▶ _SOURCE MATERIAL_
+ + + + +
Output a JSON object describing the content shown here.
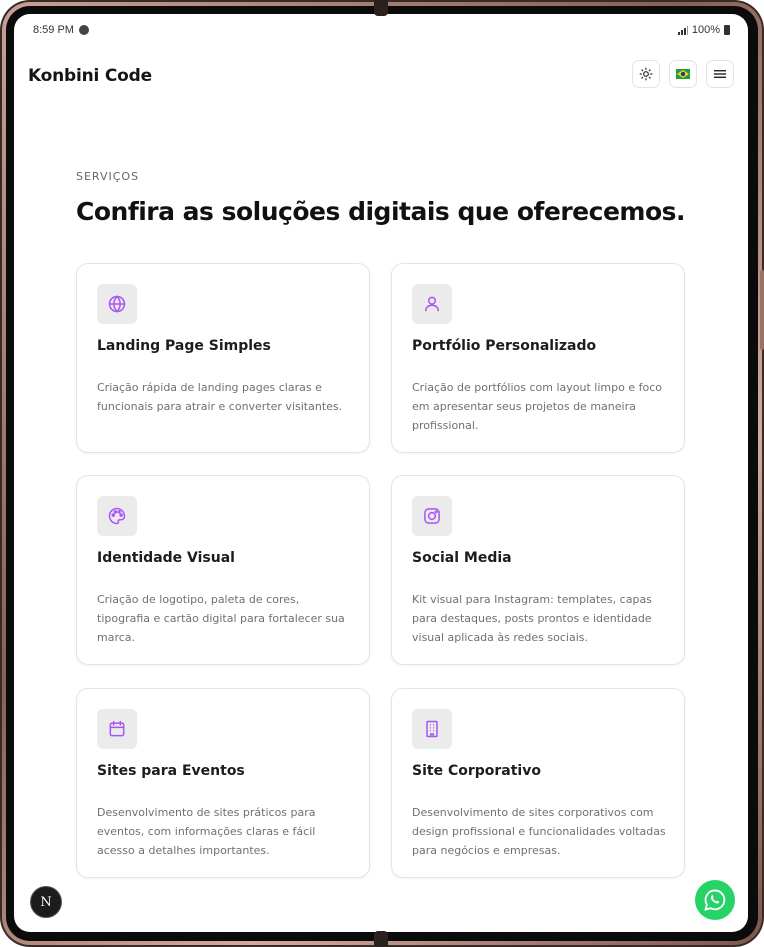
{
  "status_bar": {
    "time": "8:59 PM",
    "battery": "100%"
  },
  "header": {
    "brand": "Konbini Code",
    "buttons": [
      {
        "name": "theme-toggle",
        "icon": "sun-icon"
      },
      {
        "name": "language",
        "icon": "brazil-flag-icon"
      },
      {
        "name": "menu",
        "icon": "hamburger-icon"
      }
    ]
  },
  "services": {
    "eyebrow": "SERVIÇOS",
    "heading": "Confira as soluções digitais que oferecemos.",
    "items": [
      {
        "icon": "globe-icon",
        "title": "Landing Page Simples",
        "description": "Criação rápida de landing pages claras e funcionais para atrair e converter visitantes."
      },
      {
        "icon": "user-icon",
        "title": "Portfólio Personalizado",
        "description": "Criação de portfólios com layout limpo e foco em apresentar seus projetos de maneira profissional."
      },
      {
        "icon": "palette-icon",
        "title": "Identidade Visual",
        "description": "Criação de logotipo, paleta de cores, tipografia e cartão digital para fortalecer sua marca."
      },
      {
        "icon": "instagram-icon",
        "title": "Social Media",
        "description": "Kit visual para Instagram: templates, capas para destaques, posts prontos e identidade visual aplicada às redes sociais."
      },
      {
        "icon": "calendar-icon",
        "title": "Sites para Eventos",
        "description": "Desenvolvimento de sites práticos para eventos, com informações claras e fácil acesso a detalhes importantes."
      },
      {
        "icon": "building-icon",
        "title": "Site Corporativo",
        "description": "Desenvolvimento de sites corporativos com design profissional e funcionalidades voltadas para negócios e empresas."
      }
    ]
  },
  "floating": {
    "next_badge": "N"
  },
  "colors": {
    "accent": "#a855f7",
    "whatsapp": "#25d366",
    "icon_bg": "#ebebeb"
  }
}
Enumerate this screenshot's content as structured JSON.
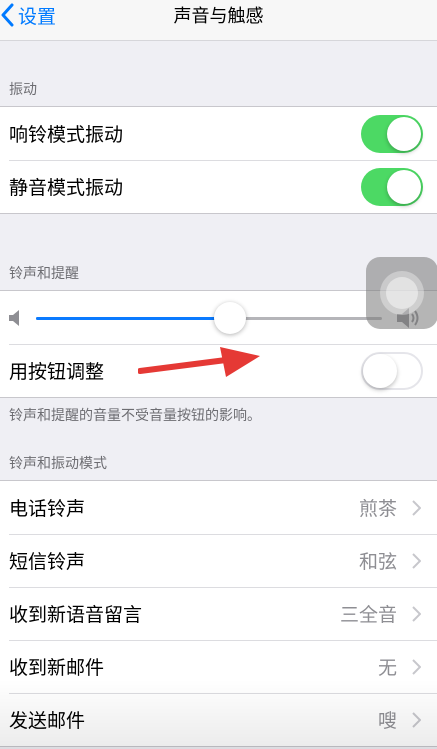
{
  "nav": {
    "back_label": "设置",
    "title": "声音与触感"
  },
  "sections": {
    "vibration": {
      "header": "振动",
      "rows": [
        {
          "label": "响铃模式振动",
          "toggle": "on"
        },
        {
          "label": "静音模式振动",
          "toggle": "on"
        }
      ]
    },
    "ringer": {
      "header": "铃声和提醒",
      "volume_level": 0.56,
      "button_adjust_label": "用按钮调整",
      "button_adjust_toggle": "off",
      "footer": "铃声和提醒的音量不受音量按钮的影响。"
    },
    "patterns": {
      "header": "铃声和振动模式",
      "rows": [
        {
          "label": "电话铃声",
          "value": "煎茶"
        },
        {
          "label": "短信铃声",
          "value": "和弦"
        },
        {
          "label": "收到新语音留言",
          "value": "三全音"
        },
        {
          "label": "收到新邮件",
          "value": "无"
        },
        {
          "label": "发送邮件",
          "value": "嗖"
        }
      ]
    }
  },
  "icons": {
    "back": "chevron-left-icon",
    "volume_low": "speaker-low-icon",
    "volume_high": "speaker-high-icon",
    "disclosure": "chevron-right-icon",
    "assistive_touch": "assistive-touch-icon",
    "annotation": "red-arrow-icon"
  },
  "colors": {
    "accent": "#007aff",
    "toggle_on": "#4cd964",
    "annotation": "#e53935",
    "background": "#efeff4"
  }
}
+ + + + +
▶ _REQUIRED WORK_
Using the material above, retype each entry exactly and omit the pictures.

▶ _RESPONSE TO THIS EXERCISE_
Output a JSON object describing the content shown here.
{
  "status_bar": {
    "time": "8:59 PM",
    "battery": "100%"
  },
  "header": {
    "brand": "Konbini Code",
    "buttons": [
      {
        "name": "theme-toggle",
        "icon": "sun-icon"
      },
      {
        "name": "language",
        "icon": "brazil-flag-icon"
      },
      {
        "name": "menu",
        "icon": "hamburger-icon"
      }
    ]
  },
  "services": {
    "eyebrow": "SERVIÇOS",
    "heading": "Confira as soluções digitais que oferecemos.",
    "items": [
      {
        "icon": "globe-icon",
        "title": "Landing Page Simples",
        "description": "Criação rápida de landing pages claras e funcionais para atrair e converter visitantes."
      },
      {
        "icon": "user-icon",
        "title": "Portfólio Personalizado",
        "description": "Criação de portfólios com layout limpo e foco em apresentar seus projetos de maneira profissional."
      },
      {
        "icon": "palette-icon",
        "title": "Identidade Visual",
        "description": "Criação de logotipo, paleta de cores, tipografia e cartão digital para fortalecer sua marca."
      },
      {
        "icon": "instagram-icon",
        "title": "Social Media",
        "description": "Kit visual para Instagram: templates, capas para destaques, posts prontos e identidade visual aplicada às redes sociais."
      },
      {
        "icon": "calendar-icon",
        "title": "Sites para Eventos",
        "description": "Desenvolvimento de sites práticos para eventos, com informações claras e fácil acesso a detalhes importantes."
      },
      {
        "icon": "building-icon",
        "title": "Site Corporativo",
        "description": "Desenvolvimento de sites corporativos com design profissional e funcionalidades voltadas para negócios e empresas."
      }
    ]
  },
  "floating": {
    "next_badge": "N"
  },
  "colors": {
    "accent": "#a855f7",
    "whatsapp": "#25d366",
    "icon_bg": "#ebebeb"
  }
}
Enumerate this screenshot's content as structured JSON.
{
  "nav": {
    "back_label": "设置",
    "title": "声音与触感"
  },
  "sections": {
    "vibration": {
      "header": "振动",
      "rows": [
        {
          "label": "响铃模式振动",
          "toggle": "on"
        },
        {
          "label": "静音模式振动",
          "toggle": "on"
        }
      ]
    },
    "ringer": {
      "header": "铃声和提醒",
      "volume_level": 0.56,
      "button_adjust_label": "用按钮调整",
      "button_adjust_toggle": "off",
      "footer": "铃声和提醒的音量不受音量按钮的影响。"
    },
    "patterns": {
      "header": "铃声和振动模式",
      "rows": [
        {
          "label": "电话铃声",
          "value": "煎茶"
        },
        {
          "label": "短信铃声",
          "value": "和弦"
        },
        {
          "label": "收到新语音留言",
          "value": "三全音"
        },
        {
          "label": "收到新邮件",
          "value": "无"
        },
        {
          "label": "发送邮件",
          "value": "嗖"
        }
      ]
    }
  },
  "icons": {
    "back": "chevron-left-icon",
    "volume_low": "speaker-low-icon",
    "volume_high": "speaker-high-icon",
    "disclosure": "chevron-right-icon",
    "assistive_touch": "assistive-touch-icon",
    "annotation": "red-arrow-icon"
  },
  "colors": {
    "accent": "#007aff",
    "toggle_on": "#4cd964",
    "annotation": "#e53935",
    "background": "#efeff4"
  }
}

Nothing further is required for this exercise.